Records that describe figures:
▼▼▼
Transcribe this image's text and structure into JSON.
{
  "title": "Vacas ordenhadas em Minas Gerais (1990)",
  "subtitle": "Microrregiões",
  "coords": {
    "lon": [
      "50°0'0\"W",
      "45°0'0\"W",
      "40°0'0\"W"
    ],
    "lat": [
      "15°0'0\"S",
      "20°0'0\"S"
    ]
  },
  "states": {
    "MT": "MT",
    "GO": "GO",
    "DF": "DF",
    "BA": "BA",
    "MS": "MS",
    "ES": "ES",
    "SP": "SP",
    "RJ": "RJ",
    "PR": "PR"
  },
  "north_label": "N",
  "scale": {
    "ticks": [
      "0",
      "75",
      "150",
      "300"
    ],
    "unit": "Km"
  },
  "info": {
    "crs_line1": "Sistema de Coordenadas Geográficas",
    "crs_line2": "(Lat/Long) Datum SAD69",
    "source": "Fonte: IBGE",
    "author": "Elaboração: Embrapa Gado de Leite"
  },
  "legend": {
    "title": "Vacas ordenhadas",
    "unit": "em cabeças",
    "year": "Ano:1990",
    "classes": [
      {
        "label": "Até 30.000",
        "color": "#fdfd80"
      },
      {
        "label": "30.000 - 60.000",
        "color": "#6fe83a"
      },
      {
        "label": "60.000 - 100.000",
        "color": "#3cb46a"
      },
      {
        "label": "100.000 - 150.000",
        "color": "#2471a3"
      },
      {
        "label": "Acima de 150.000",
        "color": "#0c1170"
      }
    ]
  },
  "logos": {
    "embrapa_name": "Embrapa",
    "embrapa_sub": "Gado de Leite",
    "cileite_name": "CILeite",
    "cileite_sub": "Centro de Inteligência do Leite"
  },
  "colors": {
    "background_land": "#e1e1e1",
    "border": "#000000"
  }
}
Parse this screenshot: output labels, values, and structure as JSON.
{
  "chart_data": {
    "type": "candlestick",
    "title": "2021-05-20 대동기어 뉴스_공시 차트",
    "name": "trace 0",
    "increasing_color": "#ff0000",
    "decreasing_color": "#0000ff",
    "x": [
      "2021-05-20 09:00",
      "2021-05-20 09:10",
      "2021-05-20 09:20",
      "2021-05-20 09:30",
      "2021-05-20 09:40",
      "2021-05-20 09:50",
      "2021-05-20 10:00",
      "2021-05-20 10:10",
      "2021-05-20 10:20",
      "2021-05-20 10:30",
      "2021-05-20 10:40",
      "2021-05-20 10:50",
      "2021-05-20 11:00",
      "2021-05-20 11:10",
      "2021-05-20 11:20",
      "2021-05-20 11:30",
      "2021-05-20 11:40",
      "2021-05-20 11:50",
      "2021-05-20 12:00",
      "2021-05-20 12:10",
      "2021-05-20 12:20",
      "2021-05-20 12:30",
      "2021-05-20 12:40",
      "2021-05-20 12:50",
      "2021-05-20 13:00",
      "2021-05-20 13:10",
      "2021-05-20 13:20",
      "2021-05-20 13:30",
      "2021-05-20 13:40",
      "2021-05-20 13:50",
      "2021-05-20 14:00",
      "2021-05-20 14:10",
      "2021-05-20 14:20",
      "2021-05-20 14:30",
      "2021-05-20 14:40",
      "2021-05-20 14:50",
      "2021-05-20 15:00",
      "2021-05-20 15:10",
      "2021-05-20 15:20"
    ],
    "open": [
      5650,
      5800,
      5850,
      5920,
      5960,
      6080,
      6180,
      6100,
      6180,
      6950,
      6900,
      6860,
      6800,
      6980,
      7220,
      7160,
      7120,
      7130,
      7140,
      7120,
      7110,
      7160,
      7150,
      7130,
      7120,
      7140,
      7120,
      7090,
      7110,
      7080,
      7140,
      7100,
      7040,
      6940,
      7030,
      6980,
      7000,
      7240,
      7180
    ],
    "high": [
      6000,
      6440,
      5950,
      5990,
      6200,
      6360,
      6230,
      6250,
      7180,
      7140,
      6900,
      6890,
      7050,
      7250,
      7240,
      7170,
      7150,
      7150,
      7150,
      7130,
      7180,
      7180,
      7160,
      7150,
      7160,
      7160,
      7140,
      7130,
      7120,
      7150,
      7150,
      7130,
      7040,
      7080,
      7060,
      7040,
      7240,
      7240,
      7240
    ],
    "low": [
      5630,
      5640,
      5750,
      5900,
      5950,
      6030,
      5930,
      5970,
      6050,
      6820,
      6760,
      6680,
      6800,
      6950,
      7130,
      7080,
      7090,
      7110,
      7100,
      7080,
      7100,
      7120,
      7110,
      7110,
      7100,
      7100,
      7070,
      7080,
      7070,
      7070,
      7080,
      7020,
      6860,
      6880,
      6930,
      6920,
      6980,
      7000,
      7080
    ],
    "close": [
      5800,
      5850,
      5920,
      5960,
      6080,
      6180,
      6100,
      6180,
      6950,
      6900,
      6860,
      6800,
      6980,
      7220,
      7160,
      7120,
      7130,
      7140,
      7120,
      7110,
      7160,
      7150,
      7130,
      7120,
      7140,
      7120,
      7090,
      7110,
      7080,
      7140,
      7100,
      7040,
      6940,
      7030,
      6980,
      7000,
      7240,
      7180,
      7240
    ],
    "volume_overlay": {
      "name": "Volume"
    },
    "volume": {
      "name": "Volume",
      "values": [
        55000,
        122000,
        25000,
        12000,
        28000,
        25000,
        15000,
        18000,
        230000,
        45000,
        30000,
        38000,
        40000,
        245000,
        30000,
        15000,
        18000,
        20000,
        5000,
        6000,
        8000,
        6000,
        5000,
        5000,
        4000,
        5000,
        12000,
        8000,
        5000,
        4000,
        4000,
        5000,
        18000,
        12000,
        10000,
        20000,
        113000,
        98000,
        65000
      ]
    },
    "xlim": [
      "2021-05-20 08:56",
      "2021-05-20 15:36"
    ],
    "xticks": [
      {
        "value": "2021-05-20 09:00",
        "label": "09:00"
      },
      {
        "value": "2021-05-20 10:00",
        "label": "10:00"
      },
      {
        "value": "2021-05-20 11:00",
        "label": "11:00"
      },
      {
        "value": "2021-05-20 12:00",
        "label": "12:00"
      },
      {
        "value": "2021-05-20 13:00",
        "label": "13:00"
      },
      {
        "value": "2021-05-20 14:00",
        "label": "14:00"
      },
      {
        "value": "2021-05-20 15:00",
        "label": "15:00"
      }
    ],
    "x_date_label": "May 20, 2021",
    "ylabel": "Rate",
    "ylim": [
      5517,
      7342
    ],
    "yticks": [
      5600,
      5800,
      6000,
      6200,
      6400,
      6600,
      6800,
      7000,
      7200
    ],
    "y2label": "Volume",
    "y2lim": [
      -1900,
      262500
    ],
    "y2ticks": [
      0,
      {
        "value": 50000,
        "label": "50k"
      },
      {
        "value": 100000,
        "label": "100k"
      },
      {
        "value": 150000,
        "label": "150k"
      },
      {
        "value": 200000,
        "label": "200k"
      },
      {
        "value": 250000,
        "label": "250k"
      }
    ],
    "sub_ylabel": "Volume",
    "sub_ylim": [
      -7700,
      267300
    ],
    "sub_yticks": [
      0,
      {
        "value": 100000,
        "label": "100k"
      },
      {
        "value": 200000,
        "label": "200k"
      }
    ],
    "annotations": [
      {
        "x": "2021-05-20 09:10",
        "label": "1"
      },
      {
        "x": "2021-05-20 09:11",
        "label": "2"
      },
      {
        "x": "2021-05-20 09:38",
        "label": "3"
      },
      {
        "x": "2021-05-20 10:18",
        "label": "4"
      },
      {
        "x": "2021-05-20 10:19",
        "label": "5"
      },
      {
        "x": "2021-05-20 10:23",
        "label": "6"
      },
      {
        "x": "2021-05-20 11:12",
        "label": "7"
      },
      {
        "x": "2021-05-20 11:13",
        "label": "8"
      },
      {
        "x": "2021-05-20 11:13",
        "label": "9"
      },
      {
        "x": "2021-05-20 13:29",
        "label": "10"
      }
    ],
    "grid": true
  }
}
▲▲▲
* The task *
Locate the word "Vacas" in the records and collect each line it appears in.

* Result of this exercise *
  "title": "Vacas ordenhadas em Minas Gerais (1990)",
    "title": "Vacas ordenhadas",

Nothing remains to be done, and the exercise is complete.